§ INPUT FOR THIS TASK:
****************************************
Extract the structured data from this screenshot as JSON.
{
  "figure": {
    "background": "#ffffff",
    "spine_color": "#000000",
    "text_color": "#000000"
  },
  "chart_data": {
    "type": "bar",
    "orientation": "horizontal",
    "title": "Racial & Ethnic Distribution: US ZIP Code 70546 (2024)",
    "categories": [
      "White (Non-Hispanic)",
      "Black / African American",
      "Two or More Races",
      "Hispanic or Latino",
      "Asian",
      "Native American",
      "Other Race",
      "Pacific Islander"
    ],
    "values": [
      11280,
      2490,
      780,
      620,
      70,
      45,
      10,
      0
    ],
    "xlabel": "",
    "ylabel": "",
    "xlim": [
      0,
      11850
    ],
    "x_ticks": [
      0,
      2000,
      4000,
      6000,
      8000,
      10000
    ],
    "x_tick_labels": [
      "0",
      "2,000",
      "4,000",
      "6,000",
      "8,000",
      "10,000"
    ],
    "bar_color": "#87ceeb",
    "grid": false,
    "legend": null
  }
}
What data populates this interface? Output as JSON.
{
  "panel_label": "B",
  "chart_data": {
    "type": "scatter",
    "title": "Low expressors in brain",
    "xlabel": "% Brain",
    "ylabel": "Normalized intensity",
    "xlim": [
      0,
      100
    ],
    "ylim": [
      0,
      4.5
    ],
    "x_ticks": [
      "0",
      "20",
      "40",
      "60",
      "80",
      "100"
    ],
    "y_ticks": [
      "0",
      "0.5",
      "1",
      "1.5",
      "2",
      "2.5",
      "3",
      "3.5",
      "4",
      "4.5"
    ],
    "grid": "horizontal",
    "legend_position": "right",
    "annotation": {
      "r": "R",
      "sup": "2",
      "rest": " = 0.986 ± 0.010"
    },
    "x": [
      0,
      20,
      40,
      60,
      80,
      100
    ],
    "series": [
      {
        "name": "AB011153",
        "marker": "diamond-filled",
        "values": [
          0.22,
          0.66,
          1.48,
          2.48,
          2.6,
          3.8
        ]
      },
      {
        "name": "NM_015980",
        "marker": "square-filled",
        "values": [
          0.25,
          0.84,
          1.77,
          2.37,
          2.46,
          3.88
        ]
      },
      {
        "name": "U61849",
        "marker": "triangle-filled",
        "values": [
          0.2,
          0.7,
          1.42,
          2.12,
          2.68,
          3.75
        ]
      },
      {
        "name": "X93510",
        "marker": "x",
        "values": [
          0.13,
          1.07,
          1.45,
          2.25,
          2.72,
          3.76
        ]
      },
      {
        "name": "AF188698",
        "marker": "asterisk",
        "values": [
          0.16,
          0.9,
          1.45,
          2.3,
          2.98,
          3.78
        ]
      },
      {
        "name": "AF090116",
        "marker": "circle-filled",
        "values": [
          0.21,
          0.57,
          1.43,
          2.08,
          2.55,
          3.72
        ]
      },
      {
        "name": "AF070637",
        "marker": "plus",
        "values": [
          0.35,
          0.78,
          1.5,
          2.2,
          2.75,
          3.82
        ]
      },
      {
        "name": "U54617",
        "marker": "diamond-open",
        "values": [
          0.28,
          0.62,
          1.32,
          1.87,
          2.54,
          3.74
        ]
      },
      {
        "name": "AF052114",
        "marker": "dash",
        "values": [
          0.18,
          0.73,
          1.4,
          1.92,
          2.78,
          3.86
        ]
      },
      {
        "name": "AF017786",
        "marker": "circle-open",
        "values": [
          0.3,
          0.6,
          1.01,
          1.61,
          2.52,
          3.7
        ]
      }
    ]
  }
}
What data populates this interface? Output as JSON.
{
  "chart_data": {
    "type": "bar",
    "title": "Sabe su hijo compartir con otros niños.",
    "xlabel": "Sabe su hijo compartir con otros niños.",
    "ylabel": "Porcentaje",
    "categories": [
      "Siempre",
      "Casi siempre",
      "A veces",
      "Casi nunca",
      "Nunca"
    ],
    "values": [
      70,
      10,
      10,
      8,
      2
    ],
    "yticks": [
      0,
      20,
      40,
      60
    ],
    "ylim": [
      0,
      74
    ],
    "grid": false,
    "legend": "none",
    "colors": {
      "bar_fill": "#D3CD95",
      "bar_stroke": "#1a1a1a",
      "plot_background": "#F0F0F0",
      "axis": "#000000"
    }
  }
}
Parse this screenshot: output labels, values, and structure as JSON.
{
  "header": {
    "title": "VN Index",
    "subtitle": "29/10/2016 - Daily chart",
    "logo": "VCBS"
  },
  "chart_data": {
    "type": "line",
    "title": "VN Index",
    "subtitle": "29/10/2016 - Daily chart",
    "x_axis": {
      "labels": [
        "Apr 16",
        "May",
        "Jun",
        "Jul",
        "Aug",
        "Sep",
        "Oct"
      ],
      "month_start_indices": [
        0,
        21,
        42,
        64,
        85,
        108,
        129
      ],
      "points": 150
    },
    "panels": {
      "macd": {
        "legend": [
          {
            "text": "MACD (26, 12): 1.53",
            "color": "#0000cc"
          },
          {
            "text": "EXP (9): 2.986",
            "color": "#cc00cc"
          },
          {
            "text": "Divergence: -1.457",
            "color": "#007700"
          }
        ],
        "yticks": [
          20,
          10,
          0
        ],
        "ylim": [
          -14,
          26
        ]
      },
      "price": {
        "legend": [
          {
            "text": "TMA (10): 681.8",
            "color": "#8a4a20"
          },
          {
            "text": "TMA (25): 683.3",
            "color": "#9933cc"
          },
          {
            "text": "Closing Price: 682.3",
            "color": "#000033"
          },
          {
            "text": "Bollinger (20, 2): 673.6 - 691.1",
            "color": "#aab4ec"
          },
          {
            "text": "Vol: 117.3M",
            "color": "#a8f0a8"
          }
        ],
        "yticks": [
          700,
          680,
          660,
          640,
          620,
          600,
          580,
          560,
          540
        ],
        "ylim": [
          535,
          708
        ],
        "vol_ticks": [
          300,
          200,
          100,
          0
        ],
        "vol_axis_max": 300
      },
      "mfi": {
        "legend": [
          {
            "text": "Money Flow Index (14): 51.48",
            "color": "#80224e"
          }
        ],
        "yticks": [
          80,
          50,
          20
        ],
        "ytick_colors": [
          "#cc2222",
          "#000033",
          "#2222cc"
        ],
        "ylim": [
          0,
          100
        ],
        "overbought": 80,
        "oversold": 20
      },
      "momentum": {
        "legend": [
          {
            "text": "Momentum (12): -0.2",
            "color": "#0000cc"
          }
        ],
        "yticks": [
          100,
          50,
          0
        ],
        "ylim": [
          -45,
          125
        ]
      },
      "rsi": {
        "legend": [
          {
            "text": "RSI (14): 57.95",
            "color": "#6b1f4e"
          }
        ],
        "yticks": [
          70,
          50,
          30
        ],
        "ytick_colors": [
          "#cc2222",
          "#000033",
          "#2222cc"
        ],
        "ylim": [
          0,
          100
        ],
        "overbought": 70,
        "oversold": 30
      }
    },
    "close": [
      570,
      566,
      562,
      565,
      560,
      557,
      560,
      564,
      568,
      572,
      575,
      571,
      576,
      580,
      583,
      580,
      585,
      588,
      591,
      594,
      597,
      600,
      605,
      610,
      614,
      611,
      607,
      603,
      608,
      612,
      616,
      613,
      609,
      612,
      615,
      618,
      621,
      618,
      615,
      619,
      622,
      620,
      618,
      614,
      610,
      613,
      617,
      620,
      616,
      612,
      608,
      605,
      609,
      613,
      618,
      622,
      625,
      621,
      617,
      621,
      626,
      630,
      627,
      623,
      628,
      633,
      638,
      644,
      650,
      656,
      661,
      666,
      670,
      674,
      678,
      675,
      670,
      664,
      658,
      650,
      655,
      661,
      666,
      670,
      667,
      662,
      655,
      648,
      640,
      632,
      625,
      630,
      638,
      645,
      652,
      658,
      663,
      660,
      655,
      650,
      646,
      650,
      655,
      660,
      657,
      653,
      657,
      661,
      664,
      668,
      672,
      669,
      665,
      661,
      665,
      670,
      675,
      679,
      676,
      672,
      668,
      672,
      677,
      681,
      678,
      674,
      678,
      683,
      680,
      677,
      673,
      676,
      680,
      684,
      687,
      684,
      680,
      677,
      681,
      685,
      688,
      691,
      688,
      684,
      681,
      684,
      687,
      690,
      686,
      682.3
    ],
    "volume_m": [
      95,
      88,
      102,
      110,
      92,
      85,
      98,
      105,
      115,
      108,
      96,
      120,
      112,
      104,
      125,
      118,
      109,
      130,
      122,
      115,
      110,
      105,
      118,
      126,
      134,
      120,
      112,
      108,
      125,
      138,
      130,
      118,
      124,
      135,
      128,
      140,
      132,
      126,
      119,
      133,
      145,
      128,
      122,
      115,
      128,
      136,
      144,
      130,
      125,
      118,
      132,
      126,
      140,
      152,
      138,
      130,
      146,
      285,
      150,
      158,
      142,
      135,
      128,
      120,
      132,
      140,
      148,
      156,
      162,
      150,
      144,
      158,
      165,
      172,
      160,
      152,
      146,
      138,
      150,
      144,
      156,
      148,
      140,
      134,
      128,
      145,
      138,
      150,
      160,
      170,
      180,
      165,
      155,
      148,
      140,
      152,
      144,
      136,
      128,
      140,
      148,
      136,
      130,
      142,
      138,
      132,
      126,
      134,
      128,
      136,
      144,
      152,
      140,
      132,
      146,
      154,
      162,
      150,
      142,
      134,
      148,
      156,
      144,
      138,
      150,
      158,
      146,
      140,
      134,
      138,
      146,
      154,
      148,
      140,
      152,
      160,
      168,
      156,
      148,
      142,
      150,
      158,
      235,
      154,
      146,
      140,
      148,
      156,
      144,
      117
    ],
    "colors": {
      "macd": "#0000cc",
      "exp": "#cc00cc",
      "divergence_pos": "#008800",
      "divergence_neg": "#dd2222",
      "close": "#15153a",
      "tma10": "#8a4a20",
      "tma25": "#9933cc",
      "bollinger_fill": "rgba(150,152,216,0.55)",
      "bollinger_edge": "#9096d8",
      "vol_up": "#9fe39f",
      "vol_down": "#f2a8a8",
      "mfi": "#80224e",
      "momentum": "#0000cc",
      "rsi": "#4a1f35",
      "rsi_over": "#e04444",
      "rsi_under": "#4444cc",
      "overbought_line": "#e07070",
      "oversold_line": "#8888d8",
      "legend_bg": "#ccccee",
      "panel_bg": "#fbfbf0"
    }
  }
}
****************************************
§ WHAT THE TASK REQUIRES: Find the lines that include the string "American", then copy each of them.

§ TASK RESULT:
      "Black / African American",
      "Native American",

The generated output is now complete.